--- START ---

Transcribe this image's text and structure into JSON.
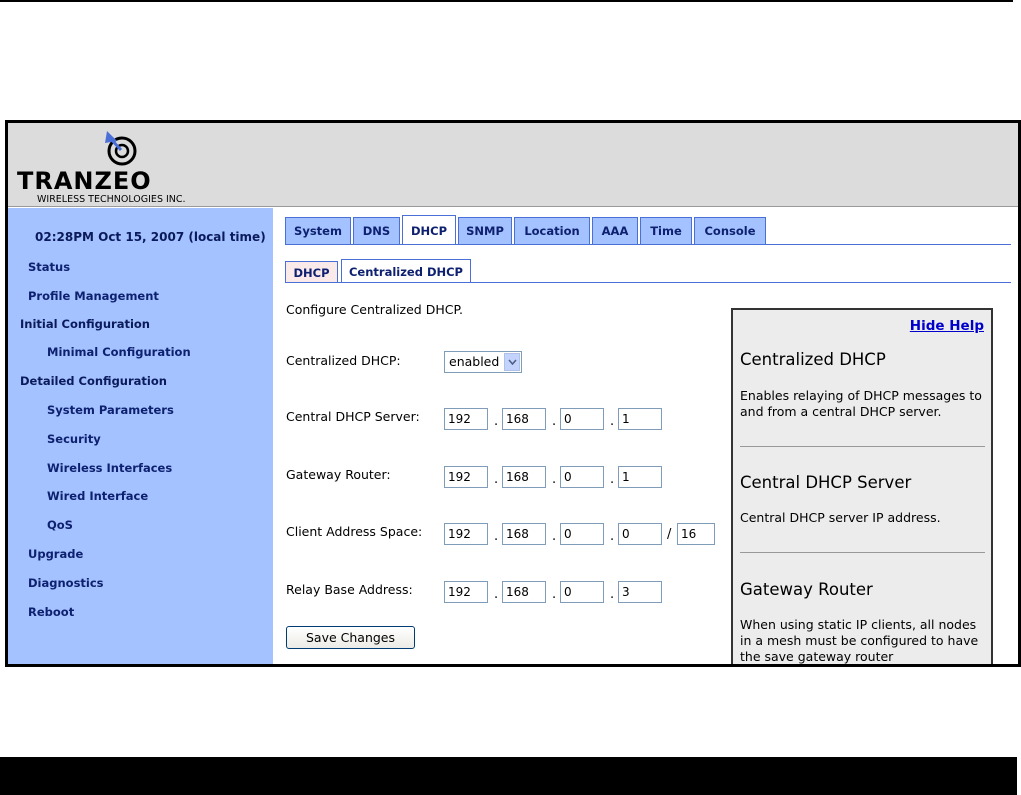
{
  "logo": {
    "brand": "TRANZEO",
    "tagline": "WIRELESS TECHNOLOGIES INC."
  },
  "sidebar": {
    "clock": "02:28PM Oct 15, 2007 (local time)",
    "items": [
      {
        "label": "Status"
      },
      {
        "label": "Profile Management"
      },
      {
        "label": "Initial Configuration"
      },
      {
        "label": "Minimal Configuration"
      },
      {
        "label": "Detailed Configuration"
      },
      {
        "label": "System Parameters"
      },
      {
        "label": "Security"
      },
      {
        "label": "Wireless Interfaces"
      },
      {
        "label": "Wired Interface"
      },
      {
        "label": "QoS"
      },
      {
        "label": "Upgrade"
      },
      {
        "label": "Diagnostics"
      },
      {
        "label": "Reboot"
      }
    ]
  },
  "tabs": [
    {
      "label": "System"
    },
    {
      "label": "DNS"
    },
    {
      "label": "DHCP"
    },
    {
      "label": "SNMP"
    },
    {
      "label": "Location"
    },
    {
      "label": "AAA"
    },
    {
      "label": "Time"
    },
    {
      "label": "Console"
    }
  ],
  "active_tab": "DHCP",
  "subtabs": [
    {
      "label": "DHCP"
    },
    {
      "label": "Centralized DHCP"
    }
  ],
  "active_subtab": "Centralized DHCP",
  "form": {
    "intro": "Configure Centralized DHCP.",
    "centralized_dhcp": {
      "label": "Centralized DHCP:",
      "value": "enabled"
    },
    "central_server": {
      "label": "Central DHCP Server:",
      "octets": [
        "192",
        "168",
        "0",
        "1"
      ]
    },
    "gateway": {
      "label": "Gateway Router:",
      "octets": [
        "192",
        "168",
        "0",
        "1"
      ]
    },
    "client_space": {
      "label": "Client Address Space:",
      "octets": [
        "192",
        "168",
        "0",
        "0"
      ],
      "separator": "/",
      "prefix": "16"
    },
    "relay_base": {
      "label": "Relay Base Address:",
      "octets": [
        "192",
        "168",
        "0",
        "3"
      ]
    },
    "dot": ".",
    "save_label": "Save Changes"
  },
  "help": {
    "hide_label": "Hide Help",
    "sections": [
      {
        "title": "Centralized DHCP",
        "body": "Enables relaying of DHCP messages to and from a central DHCP server."
      },
      {
        "title": "Central DHCP Server",
        "body": "Central DHCP server IP address."
      },
      {
        "title": "Gateway Router",
        "body": "When using static IP clients, all nodes in a mesh must be configured to have the save gateway router"
      }
    ]
  },
  "colors": {
    "sidebar_bg": "#a4c2ff",
    "header_bg": "#dcdcdc",
    "nav_text": "#0e2170",
    "link": "#0000cc"
  },
  "icons": {
    "logo_mark": "signal-swirl-icon",
    "select_arrow": "chevron-down-icon"
  }
}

--- END ---

* _What to work on_
Keep the pictures out of the copy and write out the data exactly as it stands.

* _Output of the task_
Transcribe this image's text and structure into JSON.
{
  "logo": {
    "brand": "TRANZEO",
    "tagline": "WIRELESS TECHNOLOGIES INC."
  },
  "sidebar": {
    "clock": "02:28PM Oct 15, 2007 (local time)",
    "items": [
      {
        "label": "Status"
      },
      {
        "label": "Profile Management"
      },
      {
        "label": "Initial Configuration"
      },
      {
        "label": "Minimal Configuration"
      },
      {
        "label": "Detailed Configuration"
      },
      {
        "label": "System Parameters"
      },
      {
        "label": "Security"
      },
      {
        "label": "Wireless Interfaces"
      },
      {
        "label": "Wired Interface"
      },
      {
        "label": "QoS"
      },
      {
        "label": "Upgrade"
      },
      {
        "label": "Diagnostics"
      },
      {
        "label": "Reboot"
      }
    ]
  },
  "tabs": [
    {
      "label": "System"
    },
    {
      "label": "DNS"
    },
    {
      "label": "DHCP"
    },
    {
      "label": "SNMP"
    },
    {
      "label": "Location"
    },
    {
      "label": "AAA"
    },
    {
      "label": "Time"
    },
    {
      "label": "Console"
    }
  ],
  "active_tab": "DHCP",
  "subtabs": [
    {
      "label": "DHCP"
    },
    {
      "label": "Centralized DHCP"
    }
  ],
  "active_subtab": "Centralized DHCP",
  "form": {
    "intro": "Configure Centralized DHCP.",
    "centralized_dhcp": {
      "label": "Centralized DHCP:",
      "value": "enabled"
    },
    "central_server": {
      "label": "Central DHCP Server:",
      "octets": [
        "192",
        "168",
        "0",
        "1"
      ]
    },
    "gateway": {
      "label": "Gateway Router:",
      "octets": [
        "192",
        "168",
        "0",
        "1"
      ]
    },
    "client_space": {
      "label": "Client Address Space:",
      "octets": [
        "192",
        "168",
        "0",
        "0"
      ],
      "separator": "/",
      "prefix": "16"
    },
    "relay_base": {
      "label": "Relay Base Address:",
      "octets": [
        "192",
        "168",
        "0",
        "3"
      ]
    },
    "dot": ".",
    "save_label": "Save Changes"
  },
  "help": {
    "hide_label": "Hide Help",
    "sections": [
      {
        "title": "Centralized DHCP",
        "body": "Enables relaying of DHCP messages to and from a central DHCP server."
      },
      {
        "title": "Central DHCP Server",
        "body": "Central DHCP server IP address."
      },
      {
        "title": "Gateway Router",
        "body": "When using static IP clients, all nodes in a mesh must be configured to have the save gateway router"
      }
    ]
  },
  "colors": {
    "sidebar_bg": "#a4c2ff",
    "header_bg": "#dcdcdc",
    "nav_text": "#0e2170",
    "link": "#0000cc"
  },
  "icons": {
    "logo_mark": "signal-swirl-icon",
    "select_arrow": "chevron-down-icon"
  }
}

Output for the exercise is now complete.